** start of Data provided **

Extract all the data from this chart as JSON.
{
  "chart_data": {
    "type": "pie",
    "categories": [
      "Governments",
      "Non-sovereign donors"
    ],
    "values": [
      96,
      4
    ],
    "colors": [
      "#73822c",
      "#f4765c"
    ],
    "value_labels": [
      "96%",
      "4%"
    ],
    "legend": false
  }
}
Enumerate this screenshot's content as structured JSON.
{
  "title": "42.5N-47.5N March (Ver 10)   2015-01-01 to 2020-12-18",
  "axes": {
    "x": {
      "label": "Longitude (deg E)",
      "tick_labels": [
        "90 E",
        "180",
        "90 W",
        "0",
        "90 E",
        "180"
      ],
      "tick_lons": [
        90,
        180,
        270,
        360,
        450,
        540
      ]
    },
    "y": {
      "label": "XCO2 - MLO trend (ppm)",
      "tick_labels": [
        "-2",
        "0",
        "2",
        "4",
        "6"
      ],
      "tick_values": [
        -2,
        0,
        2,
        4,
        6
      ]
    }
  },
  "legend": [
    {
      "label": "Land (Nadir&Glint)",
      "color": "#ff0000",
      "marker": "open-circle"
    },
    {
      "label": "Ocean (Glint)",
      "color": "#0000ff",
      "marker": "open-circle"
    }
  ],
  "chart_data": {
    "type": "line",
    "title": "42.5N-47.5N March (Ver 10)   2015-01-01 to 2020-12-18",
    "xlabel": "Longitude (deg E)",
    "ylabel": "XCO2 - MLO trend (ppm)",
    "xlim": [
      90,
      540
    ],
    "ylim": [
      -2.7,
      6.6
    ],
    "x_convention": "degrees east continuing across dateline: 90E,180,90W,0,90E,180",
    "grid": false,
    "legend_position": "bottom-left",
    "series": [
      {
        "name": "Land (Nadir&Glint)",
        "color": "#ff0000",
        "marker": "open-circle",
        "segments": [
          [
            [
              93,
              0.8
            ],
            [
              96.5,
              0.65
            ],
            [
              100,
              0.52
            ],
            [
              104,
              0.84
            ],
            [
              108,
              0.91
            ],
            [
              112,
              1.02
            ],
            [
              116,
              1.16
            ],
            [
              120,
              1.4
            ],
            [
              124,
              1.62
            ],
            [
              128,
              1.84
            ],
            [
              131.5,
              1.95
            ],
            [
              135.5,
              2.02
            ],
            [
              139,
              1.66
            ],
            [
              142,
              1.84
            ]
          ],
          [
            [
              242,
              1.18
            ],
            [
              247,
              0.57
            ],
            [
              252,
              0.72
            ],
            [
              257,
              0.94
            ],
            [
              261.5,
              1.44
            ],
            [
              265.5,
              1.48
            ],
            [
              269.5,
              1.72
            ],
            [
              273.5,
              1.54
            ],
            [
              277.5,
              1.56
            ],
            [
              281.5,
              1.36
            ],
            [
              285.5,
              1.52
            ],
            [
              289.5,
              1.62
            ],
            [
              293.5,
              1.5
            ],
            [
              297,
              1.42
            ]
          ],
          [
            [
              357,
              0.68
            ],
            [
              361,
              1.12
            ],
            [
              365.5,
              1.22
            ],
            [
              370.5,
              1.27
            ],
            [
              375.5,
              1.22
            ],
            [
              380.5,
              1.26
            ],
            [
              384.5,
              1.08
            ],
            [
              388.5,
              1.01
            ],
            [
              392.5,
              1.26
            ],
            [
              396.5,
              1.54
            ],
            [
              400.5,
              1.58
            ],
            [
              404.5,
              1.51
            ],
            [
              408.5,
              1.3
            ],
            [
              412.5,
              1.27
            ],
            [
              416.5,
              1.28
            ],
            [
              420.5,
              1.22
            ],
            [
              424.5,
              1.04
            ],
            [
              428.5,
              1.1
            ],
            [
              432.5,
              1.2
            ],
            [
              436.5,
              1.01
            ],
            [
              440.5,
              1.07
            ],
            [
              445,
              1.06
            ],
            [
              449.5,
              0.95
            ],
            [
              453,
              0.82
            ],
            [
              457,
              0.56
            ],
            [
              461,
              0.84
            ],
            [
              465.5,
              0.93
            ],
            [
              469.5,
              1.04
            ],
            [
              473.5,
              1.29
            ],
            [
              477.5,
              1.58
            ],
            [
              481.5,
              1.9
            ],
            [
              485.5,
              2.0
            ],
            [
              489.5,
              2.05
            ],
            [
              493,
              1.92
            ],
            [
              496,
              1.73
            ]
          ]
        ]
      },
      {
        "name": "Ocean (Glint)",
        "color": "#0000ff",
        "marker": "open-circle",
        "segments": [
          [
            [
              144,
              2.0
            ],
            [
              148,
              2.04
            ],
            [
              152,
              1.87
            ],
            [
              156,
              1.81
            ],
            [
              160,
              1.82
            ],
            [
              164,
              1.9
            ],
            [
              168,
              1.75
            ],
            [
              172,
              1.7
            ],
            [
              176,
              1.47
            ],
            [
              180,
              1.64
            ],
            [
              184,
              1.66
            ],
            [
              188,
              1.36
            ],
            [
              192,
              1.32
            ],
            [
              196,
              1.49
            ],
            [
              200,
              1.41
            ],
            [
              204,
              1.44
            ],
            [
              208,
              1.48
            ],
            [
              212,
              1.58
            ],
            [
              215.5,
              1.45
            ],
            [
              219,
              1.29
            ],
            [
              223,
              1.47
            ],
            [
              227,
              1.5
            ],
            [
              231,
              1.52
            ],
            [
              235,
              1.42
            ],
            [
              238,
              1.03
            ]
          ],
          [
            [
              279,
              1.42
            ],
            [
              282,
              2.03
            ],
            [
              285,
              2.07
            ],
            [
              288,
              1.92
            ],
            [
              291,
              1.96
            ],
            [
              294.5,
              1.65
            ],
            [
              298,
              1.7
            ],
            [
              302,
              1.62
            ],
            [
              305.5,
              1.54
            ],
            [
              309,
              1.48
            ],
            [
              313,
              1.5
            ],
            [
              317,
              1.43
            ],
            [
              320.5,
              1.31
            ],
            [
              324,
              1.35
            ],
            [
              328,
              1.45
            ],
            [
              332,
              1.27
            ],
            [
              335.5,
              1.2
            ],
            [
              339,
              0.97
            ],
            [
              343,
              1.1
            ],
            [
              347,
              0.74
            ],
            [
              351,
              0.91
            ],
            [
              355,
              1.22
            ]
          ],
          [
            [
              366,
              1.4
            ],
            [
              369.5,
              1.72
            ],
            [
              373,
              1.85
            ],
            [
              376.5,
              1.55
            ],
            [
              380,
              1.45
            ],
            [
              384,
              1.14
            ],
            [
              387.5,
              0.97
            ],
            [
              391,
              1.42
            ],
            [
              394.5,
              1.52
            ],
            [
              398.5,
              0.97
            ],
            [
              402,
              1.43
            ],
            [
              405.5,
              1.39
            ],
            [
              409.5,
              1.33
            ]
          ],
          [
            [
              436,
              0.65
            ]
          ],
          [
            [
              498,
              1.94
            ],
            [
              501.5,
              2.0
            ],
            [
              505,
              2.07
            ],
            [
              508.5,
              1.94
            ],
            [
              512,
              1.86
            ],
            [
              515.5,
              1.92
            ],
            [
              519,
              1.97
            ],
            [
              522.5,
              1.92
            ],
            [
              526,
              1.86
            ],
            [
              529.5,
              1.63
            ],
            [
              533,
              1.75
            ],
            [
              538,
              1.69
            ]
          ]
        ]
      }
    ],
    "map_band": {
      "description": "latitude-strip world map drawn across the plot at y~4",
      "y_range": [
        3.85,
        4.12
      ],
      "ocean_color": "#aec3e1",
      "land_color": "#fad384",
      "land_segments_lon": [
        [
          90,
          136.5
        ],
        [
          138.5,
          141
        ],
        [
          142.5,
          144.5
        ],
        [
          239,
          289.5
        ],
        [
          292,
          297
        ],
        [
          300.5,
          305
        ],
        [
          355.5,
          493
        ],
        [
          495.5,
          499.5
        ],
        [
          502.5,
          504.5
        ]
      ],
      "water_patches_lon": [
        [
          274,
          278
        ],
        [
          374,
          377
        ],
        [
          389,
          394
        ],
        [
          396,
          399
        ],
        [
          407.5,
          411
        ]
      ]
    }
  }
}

** end of Data provided **

> _Directive_: Review the preceding data and report every line that includes the string "trend".

> _Expected answer_:
      "label": "XCO2 - MLO trend (ppm)",
    "ylabel": "XCO2 - MLO trend (ppm)",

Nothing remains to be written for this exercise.